### THE REQUEST
Report how many lines of the records below include the word "content". Give nothing but the number.

### DATA TO PROCESS
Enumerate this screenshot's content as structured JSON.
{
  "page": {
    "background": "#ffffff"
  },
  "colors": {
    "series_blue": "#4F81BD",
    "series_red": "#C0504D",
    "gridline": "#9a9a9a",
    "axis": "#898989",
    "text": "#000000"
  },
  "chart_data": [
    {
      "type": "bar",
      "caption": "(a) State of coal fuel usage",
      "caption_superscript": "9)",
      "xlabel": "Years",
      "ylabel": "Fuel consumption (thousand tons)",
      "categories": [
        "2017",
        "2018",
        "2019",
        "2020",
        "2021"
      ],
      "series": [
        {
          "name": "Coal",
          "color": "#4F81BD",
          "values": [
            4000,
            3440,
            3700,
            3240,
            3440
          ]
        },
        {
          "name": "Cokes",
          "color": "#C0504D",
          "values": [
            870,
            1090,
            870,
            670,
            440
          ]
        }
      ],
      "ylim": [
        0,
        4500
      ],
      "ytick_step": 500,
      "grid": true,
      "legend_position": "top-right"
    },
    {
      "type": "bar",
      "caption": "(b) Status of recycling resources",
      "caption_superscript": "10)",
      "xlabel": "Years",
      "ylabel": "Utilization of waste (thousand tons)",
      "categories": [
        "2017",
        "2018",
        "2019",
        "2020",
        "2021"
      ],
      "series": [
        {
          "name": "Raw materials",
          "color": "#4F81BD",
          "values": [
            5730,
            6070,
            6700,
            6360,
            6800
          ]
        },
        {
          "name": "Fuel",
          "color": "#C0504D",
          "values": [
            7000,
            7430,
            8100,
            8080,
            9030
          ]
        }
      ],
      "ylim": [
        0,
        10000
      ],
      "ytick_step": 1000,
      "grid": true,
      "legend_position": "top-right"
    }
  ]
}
==
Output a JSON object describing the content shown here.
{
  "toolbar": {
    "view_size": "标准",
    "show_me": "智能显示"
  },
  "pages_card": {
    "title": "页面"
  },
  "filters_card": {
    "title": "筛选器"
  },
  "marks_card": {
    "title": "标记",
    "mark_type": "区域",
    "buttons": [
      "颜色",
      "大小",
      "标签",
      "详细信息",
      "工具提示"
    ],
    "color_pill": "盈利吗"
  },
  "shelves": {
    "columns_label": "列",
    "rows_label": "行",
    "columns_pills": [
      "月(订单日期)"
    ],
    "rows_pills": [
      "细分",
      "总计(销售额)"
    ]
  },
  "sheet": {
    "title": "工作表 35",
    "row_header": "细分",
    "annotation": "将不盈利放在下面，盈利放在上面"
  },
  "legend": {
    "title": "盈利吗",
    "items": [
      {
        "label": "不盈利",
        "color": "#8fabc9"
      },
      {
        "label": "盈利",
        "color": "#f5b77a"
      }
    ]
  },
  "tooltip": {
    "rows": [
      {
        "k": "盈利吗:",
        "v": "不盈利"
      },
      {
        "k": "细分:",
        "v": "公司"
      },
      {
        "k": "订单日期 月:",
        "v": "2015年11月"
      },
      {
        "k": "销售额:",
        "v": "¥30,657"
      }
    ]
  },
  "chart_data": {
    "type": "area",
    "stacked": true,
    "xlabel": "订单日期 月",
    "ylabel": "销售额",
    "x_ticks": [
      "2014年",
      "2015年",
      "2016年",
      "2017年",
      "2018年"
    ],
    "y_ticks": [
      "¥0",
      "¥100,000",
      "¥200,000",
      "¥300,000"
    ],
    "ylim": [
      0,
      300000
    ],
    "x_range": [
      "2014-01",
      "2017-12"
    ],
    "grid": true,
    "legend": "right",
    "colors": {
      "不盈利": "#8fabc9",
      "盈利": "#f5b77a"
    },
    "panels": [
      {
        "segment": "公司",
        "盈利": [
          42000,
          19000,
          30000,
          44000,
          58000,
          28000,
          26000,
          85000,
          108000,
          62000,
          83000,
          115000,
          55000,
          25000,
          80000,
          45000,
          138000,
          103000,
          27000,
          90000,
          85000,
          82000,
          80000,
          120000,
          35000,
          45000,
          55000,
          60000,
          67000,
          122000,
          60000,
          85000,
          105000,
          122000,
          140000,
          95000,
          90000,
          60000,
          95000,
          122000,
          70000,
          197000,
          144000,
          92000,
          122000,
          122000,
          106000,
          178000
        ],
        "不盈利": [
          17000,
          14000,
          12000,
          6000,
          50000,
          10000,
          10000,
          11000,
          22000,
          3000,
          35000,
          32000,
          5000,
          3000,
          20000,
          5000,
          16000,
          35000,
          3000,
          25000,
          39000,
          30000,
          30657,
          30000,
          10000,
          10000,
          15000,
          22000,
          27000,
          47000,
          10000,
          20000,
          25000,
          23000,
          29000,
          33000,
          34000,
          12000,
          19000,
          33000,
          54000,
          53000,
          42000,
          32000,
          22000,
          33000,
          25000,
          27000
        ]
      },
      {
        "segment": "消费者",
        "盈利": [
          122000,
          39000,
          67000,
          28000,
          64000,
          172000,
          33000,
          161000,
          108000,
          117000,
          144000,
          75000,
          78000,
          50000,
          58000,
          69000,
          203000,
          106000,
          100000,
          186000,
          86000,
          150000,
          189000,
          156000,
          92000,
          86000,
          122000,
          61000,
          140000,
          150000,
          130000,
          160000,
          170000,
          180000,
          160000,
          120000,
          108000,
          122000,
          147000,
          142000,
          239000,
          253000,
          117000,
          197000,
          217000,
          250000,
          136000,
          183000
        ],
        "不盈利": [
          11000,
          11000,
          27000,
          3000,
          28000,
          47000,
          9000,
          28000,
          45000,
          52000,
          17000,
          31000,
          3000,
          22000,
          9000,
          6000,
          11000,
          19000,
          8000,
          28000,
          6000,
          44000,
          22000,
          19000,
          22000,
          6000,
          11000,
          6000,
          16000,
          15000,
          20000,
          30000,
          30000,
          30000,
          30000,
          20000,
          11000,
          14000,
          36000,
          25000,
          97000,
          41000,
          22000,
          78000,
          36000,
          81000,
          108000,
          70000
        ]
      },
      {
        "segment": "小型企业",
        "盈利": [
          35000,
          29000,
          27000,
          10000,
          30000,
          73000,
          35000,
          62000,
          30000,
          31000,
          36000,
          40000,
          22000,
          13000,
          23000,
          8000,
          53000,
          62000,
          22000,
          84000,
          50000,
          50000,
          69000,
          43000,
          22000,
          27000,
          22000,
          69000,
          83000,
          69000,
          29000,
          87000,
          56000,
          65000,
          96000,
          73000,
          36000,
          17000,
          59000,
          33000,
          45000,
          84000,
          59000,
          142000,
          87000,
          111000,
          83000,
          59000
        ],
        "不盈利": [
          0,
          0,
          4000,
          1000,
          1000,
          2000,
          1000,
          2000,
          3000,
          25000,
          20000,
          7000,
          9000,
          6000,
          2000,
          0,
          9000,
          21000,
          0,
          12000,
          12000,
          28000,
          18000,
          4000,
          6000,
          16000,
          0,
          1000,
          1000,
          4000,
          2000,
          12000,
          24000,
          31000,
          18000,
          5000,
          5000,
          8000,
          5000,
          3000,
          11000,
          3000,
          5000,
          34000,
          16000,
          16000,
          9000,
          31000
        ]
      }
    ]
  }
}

### WRITTEN ANSWER
2